• [SHORT EXERCISE] For each line that holds "then", copy the line out.

• [MATERIAL PROVIDED]

========================================================================

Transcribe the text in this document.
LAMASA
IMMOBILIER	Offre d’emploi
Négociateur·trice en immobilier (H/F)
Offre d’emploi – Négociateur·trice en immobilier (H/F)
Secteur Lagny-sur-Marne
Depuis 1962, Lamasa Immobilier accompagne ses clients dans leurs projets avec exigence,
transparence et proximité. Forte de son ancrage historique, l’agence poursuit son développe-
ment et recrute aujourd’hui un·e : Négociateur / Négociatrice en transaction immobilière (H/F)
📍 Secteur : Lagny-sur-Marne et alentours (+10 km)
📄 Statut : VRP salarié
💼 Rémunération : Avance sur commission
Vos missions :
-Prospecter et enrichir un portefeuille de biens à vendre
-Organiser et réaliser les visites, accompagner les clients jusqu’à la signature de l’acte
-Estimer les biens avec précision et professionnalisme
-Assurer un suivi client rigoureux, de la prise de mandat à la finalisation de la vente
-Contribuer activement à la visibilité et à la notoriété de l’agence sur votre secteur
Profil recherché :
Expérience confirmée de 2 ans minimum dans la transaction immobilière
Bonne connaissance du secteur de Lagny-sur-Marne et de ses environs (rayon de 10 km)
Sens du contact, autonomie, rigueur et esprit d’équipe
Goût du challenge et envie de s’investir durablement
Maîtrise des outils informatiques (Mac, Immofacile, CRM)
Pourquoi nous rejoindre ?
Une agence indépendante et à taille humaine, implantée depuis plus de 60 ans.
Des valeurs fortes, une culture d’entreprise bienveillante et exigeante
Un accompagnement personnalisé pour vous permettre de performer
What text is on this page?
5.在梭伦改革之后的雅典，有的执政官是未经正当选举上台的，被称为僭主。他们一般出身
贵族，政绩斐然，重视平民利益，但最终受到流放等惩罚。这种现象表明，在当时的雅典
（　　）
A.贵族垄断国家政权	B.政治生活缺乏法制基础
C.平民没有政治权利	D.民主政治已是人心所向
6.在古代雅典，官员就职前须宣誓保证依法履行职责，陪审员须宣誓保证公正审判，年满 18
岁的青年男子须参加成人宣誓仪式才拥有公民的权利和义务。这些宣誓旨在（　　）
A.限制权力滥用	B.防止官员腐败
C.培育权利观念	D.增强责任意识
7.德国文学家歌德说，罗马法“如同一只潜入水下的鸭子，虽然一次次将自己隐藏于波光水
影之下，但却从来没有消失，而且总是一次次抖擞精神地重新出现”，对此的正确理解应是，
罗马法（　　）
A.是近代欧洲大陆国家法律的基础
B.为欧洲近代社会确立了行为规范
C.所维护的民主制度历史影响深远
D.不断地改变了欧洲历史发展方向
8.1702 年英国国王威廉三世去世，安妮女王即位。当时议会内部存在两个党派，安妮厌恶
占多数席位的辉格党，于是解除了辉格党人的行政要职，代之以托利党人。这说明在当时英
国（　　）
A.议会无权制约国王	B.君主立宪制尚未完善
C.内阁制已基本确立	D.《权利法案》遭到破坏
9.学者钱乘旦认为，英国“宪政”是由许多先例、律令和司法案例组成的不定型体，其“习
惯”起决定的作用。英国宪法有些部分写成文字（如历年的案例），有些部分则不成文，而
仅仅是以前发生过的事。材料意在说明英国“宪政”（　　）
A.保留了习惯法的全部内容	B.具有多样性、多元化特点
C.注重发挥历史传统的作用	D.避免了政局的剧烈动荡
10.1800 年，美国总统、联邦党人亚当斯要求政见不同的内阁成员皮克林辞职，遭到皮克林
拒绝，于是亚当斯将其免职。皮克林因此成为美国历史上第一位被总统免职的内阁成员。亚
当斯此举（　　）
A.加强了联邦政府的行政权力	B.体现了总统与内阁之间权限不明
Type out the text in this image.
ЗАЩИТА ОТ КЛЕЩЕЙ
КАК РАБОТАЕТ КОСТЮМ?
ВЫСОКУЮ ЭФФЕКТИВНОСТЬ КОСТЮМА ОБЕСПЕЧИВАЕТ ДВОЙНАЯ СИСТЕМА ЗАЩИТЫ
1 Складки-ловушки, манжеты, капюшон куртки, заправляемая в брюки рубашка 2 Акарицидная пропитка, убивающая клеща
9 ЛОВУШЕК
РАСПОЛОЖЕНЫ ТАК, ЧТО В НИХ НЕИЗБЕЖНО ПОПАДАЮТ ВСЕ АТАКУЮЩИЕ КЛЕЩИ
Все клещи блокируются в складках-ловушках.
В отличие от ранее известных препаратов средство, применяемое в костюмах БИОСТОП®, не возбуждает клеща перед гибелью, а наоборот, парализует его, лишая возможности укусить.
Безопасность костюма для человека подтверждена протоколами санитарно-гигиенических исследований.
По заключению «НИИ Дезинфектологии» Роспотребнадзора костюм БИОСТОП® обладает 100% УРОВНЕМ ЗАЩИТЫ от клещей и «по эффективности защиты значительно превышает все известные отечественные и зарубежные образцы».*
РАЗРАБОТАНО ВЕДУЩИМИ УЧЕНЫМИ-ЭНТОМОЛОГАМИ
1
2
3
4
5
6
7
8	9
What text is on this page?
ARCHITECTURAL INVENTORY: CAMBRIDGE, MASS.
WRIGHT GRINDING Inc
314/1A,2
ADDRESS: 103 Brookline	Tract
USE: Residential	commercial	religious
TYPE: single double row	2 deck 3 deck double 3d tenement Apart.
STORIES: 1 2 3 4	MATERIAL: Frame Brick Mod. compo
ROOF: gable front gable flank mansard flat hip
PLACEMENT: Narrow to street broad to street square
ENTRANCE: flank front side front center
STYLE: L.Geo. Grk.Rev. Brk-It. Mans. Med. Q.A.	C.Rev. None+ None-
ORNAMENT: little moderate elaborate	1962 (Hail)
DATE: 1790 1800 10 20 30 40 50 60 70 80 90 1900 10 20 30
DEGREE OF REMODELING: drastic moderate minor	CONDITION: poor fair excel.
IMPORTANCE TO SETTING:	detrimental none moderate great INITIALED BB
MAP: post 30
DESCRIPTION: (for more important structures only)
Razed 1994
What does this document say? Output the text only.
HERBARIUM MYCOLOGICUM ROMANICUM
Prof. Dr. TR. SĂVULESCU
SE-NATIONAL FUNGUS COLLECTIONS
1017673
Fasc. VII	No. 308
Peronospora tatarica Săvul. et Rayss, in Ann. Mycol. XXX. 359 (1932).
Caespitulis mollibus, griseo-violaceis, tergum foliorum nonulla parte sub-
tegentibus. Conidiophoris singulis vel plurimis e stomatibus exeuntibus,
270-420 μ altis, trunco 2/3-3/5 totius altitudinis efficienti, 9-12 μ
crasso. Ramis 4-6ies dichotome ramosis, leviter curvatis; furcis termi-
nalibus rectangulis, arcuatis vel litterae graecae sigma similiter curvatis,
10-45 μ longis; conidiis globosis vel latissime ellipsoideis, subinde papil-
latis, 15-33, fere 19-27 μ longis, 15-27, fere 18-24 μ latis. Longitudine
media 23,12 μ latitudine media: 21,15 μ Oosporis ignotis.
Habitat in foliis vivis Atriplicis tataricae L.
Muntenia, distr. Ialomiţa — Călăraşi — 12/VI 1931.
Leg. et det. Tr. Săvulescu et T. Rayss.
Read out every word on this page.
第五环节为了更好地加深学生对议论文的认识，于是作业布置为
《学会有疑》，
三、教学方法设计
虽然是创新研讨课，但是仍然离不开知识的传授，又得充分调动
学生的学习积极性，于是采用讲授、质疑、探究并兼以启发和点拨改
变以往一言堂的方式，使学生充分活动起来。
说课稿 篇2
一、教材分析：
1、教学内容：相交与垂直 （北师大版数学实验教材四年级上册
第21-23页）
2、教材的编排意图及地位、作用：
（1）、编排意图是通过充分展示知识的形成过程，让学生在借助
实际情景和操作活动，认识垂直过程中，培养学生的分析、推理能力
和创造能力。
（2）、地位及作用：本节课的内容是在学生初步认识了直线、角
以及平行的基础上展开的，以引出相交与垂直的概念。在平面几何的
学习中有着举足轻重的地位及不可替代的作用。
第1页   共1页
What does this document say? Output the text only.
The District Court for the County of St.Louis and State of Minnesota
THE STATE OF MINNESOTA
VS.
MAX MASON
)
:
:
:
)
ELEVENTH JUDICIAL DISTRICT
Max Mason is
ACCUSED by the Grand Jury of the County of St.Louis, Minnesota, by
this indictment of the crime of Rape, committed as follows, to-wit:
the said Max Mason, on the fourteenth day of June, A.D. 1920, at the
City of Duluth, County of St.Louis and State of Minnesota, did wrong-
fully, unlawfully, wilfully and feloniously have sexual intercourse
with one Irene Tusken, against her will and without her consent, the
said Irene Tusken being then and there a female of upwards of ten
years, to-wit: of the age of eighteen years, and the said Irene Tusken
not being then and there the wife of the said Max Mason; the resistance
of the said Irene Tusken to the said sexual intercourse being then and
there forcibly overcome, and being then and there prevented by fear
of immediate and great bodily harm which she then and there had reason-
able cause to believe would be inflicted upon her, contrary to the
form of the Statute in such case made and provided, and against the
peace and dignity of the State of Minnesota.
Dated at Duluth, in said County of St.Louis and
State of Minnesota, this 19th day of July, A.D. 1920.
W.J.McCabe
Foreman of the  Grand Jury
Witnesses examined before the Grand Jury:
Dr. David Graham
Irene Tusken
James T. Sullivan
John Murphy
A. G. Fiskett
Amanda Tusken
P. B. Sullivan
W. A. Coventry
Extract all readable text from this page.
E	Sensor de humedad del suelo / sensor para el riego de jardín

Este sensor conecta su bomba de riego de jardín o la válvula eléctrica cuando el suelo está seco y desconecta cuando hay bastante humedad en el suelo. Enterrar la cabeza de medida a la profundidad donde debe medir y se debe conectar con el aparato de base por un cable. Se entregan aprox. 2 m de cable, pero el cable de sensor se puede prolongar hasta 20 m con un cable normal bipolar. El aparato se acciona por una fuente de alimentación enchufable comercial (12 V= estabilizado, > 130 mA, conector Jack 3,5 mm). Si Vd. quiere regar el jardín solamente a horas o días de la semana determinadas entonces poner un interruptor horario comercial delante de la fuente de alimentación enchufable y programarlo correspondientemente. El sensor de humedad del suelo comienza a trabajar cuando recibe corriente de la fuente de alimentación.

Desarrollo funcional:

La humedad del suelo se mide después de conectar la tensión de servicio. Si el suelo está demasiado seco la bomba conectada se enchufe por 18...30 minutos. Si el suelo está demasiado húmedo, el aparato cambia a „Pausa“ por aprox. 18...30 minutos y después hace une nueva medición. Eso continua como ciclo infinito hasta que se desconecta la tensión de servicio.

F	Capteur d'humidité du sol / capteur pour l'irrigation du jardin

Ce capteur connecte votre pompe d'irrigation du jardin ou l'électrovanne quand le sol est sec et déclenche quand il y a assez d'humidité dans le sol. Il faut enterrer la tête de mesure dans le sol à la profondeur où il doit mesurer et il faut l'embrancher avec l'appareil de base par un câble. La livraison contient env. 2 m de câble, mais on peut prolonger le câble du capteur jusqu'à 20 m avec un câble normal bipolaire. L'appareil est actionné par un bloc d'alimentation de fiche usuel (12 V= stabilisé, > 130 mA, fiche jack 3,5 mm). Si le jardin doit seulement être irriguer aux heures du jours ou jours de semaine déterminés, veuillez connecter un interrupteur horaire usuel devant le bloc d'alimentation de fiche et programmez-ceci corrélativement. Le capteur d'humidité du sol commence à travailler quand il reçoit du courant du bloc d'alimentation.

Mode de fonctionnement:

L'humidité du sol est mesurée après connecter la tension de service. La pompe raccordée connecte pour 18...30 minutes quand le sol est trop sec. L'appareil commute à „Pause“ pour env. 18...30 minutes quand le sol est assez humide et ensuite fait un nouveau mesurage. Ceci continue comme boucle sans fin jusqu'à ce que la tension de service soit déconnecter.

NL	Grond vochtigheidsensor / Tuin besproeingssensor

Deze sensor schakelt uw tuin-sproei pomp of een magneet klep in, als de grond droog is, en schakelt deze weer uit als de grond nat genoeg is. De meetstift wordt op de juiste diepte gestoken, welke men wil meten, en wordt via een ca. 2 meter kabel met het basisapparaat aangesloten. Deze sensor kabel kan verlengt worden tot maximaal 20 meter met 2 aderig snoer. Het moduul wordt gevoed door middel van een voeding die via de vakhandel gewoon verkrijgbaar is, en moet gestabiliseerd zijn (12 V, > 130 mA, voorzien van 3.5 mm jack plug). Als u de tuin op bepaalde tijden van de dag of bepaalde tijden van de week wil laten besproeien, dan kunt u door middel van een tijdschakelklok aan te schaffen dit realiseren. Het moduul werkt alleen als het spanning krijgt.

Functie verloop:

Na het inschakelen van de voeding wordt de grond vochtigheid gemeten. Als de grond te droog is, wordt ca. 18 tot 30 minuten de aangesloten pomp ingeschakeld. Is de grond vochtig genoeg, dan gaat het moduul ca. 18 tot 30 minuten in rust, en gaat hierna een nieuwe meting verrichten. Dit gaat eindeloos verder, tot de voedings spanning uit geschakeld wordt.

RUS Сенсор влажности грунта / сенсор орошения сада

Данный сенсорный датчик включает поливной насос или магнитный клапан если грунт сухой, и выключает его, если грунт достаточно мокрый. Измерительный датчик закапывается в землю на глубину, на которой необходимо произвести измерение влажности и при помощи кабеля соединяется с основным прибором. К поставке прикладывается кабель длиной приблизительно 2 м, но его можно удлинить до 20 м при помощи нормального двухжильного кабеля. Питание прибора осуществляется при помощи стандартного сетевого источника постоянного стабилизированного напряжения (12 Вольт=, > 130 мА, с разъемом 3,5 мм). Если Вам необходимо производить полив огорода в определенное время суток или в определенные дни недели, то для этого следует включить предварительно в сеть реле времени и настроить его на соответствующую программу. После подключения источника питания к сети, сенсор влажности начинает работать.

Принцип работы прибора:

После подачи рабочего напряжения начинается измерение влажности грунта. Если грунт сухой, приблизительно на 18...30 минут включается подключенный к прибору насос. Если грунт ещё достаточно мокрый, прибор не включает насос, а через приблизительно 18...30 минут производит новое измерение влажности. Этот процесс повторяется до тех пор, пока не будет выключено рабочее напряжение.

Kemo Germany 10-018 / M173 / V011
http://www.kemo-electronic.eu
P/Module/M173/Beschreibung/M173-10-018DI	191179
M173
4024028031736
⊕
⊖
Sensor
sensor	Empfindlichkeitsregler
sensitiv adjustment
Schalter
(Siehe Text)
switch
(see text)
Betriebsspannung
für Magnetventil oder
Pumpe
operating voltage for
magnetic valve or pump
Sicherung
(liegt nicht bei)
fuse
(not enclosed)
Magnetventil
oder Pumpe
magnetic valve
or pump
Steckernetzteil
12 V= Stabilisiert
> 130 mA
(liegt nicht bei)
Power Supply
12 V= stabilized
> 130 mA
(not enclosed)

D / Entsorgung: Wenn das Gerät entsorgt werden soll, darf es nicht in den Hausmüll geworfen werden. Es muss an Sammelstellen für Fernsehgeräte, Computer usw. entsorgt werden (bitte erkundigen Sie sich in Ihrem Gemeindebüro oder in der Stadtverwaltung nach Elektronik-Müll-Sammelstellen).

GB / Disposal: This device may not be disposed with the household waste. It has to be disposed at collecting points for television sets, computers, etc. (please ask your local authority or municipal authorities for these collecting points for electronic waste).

========================================================================

• [THE RESPONSE]
said Irene Tusken being then and there a female of upwards of ten
not being then and there the wife of the said Max Mason; the resistance
of the said Irene Tusken to the said sexual intercourse being then and
there forcibly overcome, and being then and there prevented by fear
of immediate and great bodily harm which she then and there had reason-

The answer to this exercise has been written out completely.